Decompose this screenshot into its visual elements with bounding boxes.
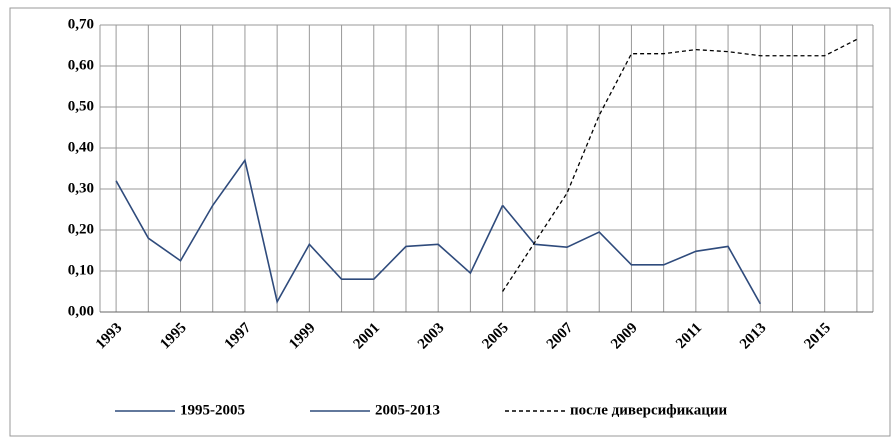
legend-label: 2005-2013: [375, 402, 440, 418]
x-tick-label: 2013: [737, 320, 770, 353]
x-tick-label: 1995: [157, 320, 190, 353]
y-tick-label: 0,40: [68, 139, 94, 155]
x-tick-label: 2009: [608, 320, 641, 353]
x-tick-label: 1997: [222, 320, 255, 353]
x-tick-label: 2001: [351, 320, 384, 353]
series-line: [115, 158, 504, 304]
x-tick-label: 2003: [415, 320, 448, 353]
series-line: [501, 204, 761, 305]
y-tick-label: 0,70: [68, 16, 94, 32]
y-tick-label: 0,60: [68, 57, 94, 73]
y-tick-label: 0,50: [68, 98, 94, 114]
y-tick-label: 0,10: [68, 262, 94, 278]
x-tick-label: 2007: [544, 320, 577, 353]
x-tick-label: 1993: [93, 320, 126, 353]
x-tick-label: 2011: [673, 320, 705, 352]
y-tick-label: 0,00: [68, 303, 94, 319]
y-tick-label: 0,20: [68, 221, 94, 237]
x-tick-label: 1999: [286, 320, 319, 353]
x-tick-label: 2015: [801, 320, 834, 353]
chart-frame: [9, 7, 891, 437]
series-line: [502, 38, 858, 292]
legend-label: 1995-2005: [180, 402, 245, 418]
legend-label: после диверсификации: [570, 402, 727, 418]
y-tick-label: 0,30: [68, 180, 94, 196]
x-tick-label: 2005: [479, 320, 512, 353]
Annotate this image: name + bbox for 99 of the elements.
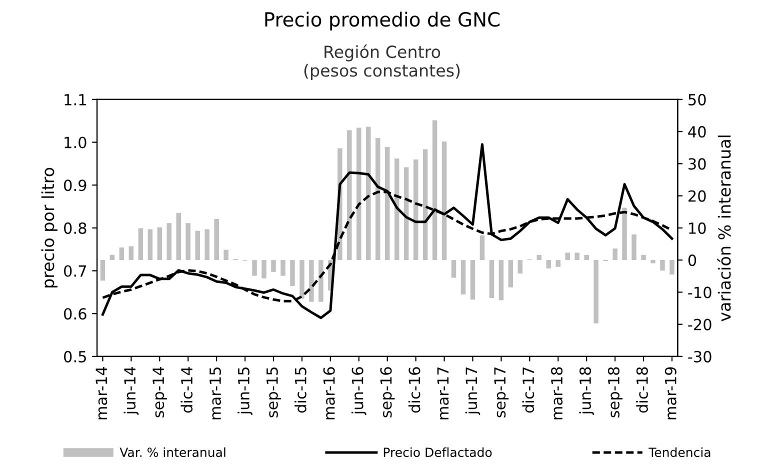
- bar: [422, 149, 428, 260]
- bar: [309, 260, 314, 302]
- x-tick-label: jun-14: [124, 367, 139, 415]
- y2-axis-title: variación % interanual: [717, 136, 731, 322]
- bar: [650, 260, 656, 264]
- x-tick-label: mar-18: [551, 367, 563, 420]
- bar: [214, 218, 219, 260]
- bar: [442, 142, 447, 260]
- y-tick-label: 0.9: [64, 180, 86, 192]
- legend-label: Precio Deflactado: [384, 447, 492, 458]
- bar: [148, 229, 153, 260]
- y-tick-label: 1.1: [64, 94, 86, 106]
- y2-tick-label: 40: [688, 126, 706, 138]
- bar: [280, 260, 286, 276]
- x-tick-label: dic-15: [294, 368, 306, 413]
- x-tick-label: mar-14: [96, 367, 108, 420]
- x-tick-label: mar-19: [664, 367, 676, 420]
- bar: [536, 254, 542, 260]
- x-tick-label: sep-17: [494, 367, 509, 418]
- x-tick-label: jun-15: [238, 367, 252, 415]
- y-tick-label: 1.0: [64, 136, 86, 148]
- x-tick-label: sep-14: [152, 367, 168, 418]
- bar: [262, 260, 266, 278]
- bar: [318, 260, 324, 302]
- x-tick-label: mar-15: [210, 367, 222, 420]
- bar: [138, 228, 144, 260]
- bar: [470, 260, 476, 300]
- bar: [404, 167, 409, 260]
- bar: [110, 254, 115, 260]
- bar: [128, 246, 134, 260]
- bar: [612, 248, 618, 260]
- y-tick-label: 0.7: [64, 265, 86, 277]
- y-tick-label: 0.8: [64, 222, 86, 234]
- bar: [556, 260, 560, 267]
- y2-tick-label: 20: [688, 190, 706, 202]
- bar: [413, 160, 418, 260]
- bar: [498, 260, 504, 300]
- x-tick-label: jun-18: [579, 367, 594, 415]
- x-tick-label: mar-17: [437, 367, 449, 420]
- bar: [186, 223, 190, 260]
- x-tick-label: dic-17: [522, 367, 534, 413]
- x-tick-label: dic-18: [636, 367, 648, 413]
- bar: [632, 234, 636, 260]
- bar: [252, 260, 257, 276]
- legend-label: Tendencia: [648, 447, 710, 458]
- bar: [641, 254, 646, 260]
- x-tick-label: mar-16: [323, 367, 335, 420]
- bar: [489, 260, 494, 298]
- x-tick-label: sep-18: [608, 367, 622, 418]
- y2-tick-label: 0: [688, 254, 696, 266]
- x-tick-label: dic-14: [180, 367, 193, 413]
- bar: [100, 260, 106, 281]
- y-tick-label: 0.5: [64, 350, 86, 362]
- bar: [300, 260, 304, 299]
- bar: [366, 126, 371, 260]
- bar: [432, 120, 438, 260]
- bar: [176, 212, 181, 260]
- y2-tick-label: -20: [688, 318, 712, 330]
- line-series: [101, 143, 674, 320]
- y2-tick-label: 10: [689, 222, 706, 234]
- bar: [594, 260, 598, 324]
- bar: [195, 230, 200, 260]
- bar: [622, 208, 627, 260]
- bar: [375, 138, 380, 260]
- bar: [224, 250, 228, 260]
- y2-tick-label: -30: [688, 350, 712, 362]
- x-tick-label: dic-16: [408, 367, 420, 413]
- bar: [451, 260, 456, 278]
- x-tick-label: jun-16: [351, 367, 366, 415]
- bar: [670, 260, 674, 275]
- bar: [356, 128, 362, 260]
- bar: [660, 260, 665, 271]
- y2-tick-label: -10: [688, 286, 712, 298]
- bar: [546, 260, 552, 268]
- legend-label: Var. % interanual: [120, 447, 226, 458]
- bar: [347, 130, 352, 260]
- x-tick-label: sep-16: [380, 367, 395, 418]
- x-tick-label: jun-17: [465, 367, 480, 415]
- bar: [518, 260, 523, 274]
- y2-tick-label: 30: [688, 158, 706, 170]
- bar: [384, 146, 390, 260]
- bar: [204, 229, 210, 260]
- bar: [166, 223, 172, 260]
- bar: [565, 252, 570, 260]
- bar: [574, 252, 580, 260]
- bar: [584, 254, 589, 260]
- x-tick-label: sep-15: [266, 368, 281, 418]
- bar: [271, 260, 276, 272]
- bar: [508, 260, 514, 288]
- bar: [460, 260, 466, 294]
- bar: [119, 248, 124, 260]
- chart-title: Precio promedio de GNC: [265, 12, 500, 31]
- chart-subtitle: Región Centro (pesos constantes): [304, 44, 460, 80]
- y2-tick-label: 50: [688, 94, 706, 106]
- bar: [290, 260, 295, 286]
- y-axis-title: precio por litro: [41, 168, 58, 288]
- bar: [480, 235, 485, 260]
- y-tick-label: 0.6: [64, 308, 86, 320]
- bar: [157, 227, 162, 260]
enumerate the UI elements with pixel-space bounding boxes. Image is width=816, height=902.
----------
- _Your goal_
Pull out every line in the records above that contains the word "this", and copy each one as it appears.

- _Finished exercise_
Decompose this screenshot into its visual elements with bounding boxes.
Annotate this image: name + bbox for 99 of the elements.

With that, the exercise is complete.